### Supplied material ###

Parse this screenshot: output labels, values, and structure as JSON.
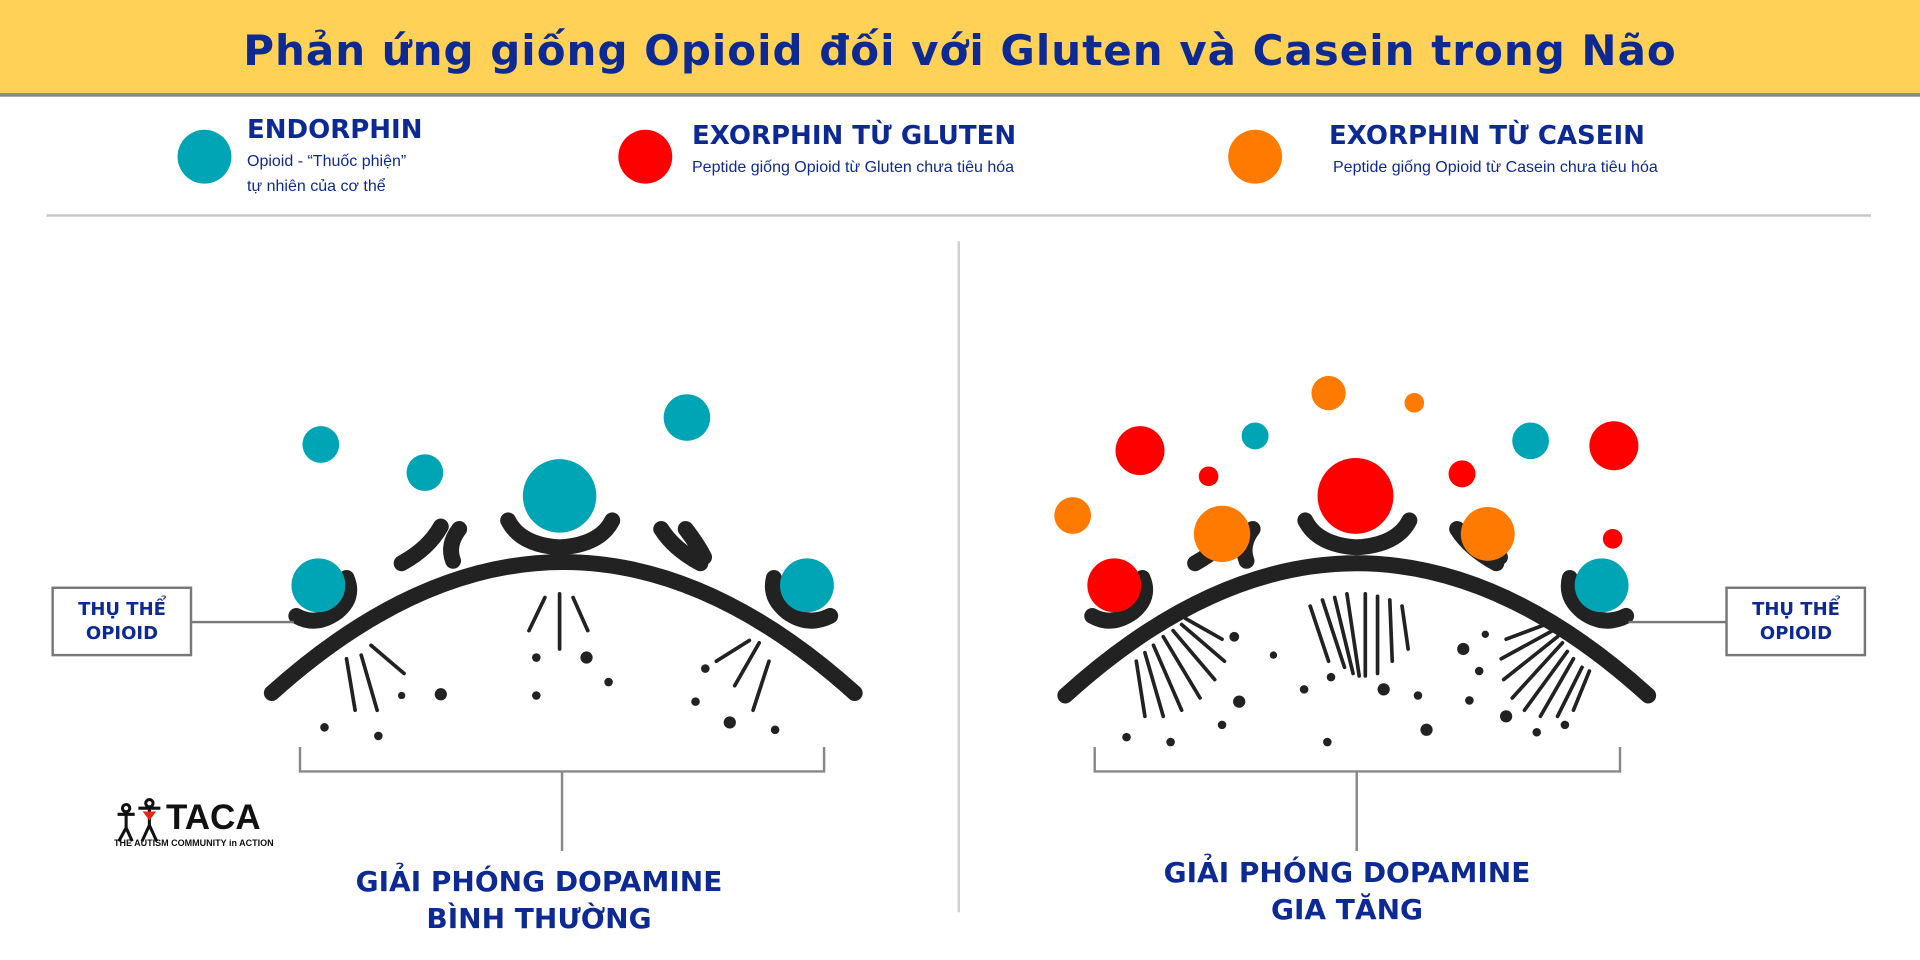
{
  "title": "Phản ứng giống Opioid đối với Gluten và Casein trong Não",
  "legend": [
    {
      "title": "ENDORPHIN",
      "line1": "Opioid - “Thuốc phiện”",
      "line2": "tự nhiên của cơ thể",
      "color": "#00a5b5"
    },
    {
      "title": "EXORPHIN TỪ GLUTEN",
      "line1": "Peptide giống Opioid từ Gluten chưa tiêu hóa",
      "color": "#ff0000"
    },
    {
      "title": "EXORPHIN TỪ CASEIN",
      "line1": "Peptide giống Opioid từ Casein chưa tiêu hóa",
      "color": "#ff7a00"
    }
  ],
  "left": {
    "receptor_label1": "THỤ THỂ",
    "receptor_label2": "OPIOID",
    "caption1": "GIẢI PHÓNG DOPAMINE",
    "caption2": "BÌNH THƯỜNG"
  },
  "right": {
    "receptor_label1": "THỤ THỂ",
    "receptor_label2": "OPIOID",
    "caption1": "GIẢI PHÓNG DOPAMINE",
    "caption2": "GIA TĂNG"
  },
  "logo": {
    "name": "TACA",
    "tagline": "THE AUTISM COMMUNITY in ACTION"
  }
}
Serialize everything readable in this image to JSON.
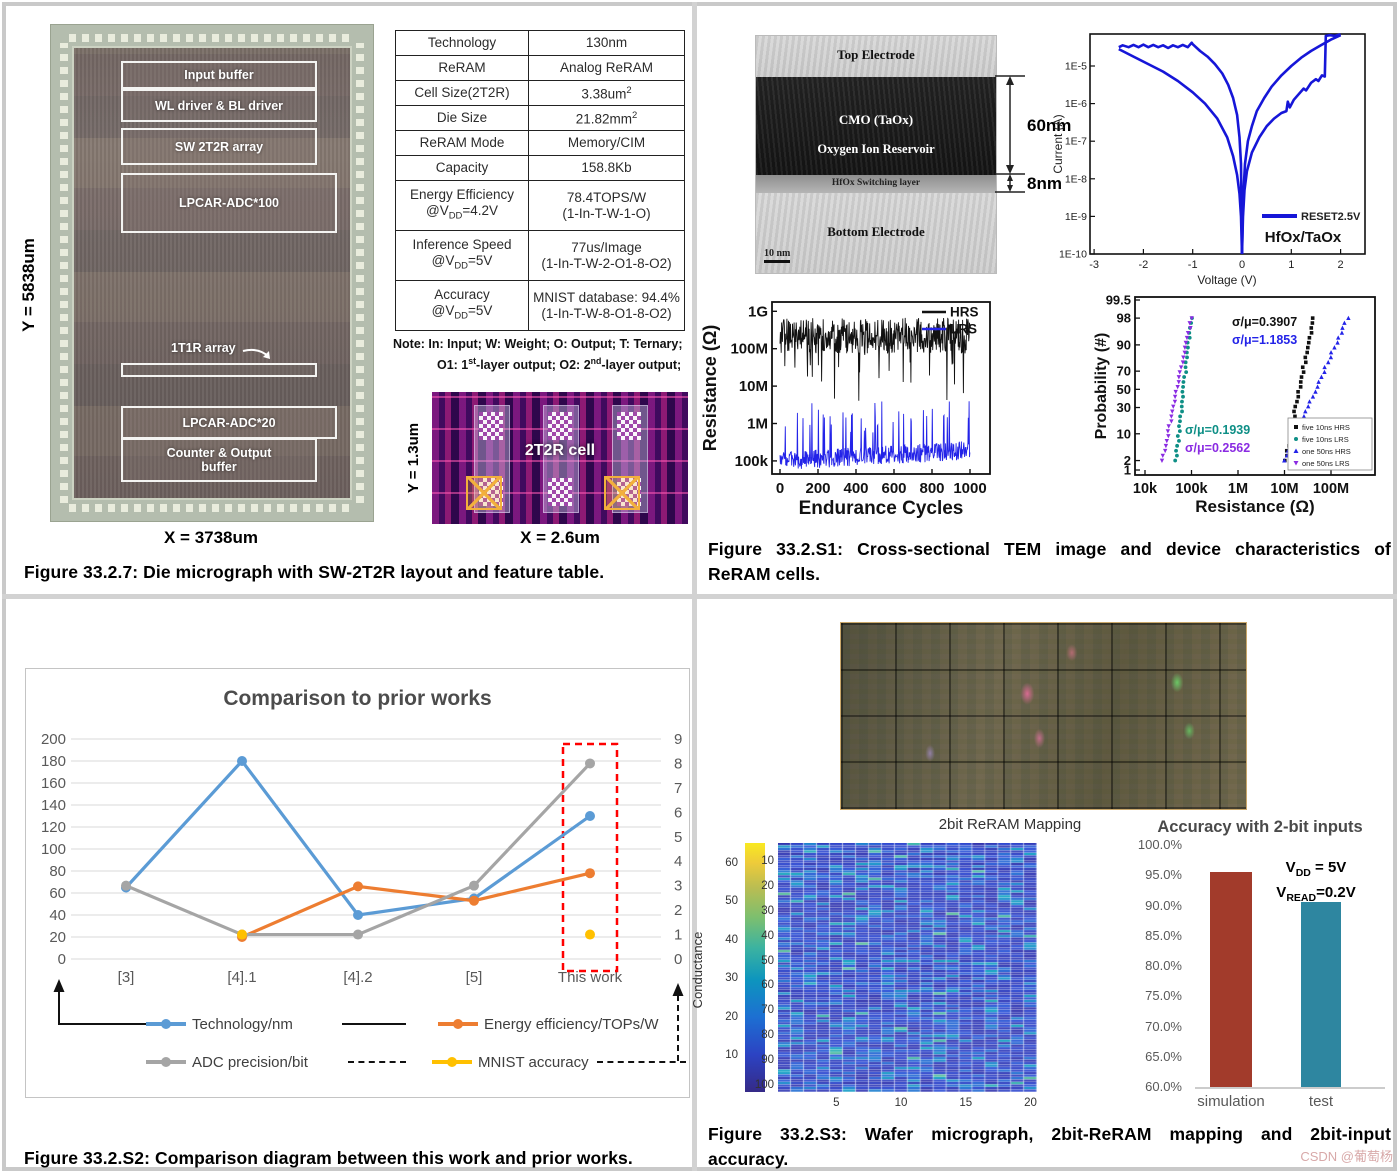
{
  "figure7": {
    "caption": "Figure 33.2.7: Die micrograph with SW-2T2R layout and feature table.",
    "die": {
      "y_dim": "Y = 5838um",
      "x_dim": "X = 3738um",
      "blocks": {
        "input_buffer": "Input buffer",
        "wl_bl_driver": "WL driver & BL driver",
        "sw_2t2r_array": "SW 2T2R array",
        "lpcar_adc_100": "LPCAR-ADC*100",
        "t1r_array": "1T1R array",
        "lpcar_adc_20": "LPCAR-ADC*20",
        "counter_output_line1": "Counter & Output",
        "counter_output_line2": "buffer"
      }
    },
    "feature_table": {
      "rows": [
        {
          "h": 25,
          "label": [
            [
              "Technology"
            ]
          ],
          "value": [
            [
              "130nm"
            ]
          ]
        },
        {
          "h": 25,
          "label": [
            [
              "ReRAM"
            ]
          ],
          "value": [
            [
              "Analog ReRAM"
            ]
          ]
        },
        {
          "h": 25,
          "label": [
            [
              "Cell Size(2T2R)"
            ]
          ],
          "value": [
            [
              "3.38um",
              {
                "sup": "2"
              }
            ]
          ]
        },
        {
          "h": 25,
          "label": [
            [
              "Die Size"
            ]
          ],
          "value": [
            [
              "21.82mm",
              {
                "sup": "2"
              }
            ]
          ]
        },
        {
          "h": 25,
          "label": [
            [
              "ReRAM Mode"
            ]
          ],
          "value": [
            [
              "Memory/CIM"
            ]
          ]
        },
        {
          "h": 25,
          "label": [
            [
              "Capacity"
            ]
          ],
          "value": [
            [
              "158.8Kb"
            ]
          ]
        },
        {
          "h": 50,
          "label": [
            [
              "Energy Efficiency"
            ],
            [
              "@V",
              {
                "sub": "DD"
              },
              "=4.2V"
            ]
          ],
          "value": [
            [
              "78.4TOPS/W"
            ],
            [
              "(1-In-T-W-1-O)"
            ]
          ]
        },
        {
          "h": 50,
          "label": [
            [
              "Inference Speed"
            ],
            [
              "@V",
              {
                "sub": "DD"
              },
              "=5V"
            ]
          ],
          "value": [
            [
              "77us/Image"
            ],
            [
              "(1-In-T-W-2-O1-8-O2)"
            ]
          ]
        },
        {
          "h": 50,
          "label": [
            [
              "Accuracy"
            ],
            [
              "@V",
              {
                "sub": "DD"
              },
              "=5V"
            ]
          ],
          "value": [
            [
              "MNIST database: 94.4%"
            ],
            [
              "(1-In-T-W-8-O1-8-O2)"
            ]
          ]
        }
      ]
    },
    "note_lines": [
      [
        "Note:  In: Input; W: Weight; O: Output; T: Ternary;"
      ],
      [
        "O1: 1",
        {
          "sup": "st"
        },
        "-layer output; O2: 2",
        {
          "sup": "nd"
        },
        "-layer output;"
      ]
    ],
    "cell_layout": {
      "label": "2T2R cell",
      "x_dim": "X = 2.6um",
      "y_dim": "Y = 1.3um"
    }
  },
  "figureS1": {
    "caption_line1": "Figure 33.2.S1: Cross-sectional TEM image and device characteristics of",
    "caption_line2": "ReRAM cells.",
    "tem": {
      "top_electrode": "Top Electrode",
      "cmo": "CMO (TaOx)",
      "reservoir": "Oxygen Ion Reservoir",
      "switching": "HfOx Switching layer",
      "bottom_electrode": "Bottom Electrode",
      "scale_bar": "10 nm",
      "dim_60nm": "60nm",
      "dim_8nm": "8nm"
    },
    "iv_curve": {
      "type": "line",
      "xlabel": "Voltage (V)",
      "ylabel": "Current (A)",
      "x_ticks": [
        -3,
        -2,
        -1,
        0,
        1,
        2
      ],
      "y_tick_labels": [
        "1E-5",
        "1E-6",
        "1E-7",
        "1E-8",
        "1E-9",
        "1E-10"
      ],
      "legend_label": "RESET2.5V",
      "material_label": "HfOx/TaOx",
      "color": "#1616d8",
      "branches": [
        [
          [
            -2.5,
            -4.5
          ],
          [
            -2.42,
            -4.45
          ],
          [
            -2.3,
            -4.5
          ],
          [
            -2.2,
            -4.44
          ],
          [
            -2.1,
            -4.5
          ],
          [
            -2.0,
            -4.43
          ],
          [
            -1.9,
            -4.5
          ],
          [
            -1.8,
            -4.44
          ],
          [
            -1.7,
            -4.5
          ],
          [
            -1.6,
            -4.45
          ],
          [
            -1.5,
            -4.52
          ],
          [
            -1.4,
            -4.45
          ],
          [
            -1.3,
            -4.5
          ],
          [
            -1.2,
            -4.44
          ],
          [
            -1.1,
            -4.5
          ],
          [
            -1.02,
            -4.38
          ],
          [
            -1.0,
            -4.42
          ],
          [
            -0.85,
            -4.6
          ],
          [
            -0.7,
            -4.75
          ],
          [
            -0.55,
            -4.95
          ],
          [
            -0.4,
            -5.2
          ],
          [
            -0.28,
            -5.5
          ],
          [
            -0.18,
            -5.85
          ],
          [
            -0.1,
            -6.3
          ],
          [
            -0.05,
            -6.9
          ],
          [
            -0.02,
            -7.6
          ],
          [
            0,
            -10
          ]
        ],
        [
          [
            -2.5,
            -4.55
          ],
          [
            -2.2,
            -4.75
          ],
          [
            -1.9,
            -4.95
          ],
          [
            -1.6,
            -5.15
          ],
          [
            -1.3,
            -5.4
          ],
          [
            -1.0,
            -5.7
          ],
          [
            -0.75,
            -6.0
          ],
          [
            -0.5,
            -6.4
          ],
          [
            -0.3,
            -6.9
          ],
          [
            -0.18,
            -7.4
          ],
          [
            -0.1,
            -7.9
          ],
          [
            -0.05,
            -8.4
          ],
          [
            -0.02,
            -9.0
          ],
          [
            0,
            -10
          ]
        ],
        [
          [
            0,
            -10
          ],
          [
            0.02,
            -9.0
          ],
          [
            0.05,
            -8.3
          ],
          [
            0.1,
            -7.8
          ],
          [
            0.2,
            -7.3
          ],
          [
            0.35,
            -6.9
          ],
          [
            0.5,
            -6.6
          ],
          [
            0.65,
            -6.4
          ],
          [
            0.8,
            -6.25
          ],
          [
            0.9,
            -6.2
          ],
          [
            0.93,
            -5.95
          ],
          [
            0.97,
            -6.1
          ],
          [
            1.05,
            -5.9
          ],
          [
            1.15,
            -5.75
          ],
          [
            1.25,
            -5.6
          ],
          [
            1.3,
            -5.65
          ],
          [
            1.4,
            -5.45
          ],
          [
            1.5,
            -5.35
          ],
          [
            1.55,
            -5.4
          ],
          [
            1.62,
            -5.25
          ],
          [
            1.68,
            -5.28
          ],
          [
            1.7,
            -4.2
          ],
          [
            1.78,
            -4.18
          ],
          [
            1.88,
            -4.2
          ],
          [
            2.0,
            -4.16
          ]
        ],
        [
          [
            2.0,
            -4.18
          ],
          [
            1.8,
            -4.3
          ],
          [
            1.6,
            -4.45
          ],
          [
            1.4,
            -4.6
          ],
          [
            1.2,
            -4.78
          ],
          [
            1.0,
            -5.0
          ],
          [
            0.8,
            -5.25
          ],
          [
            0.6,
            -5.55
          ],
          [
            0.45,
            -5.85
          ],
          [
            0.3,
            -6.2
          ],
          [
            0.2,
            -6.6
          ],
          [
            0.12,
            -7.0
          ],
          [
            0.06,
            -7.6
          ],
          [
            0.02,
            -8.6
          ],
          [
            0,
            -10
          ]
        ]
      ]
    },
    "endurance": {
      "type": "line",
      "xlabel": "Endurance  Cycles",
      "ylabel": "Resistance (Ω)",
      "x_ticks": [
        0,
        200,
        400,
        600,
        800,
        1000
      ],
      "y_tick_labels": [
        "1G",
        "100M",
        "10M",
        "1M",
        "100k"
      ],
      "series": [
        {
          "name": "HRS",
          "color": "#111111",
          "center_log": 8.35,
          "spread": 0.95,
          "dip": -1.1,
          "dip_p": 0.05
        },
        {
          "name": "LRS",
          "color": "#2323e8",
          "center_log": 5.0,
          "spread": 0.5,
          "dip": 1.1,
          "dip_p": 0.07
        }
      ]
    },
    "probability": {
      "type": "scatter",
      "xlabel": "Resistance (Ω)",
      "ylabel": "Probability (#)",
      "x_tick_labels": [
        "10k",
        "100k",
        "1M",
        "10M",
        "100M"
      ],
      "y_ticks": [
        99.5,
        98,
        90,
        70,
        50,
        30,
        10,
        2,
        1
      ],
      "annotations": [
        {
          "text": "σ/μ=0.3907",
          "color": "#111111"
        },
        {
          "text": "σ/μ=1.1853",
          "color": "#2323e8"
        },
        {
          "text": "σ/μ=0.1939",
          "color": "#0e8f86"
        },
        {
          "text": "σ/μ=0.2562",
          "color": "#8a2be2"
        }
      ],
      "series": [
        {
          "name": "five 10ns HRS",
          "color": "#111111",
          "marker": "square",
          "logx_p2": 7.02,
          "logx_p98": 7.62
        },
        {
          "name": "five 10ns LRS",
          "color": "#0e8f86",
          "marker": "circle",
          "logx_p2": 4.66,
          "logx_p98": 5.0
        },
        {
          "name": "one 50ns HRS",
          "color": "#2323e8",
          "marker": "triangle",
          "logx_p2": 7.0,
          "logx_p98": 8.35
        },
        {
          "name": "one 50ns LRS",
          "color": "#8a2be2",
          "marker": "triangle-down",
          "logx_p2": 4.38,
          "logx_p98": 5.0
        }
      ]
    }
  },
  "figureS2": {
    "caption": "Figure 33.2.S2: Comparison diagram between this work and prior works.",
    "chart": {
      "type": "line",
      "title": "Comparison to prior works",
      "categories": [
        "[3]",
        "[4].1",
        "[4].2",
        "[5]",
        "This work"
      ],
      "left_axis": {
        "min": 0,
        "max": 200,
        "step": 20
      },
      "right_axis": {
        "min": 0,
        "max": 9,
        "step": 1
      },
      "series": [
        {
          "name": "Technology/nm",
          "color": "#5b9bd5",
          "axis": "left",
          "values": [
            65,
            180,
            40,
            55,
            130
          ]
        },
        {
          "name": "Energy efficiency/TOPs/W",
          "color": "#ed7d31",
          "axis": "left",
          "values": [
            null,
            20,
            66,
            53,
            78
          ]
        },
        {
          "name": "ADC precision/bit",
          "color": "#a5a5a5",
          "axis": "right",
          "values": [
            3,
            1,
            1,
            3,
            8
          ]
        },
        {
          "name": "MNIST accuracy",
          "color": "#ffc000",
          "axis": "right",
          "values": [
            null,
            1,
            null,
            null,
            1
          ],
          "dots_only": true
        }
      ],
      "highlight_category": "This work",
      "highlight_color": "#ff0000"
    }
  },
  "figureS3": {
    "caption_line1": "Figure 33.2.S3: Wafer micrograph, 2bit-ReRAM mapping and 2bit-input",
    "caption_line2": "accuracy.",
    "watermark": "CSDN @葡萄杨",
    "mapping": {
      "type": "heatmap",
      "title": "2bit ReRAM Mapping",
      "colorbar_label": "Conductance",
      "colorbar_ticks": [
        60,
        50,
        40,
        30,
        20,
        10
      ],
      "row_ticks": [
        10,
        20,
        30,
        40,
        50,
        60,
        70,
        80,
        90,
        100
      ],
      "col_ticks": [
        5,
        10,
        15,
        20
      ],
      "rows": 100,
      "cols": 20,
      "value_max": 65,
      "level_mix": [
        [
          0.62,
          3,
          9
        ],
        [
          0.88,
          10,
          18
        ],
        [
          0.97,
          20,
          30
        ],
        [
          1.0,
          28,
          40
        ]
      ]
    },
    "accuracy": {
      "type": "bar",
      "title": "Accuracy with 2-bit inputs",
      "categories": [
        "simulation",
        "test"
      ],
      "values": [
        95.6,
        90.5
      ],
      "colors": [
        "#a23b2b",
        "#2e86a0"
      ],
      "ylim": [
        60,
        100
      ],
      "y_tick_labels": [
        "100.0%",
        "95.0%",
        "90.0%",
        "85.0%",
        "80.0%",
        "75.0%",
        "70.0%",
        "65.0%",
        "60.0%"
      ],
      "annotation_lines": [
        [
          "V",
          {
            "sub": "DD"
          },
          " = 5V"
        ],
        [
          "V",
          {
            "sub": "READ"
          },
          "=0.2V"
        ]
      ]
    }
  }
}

###

What is being asked
In the records above, locate every line with the string "text" and copy it.

Task response
          "text": "σ/μ=0.3907",
          "text": "σ/μ=1.1853",
          "text": "σ/μ=0.1939",
          "text": "σ/μ=0.2562",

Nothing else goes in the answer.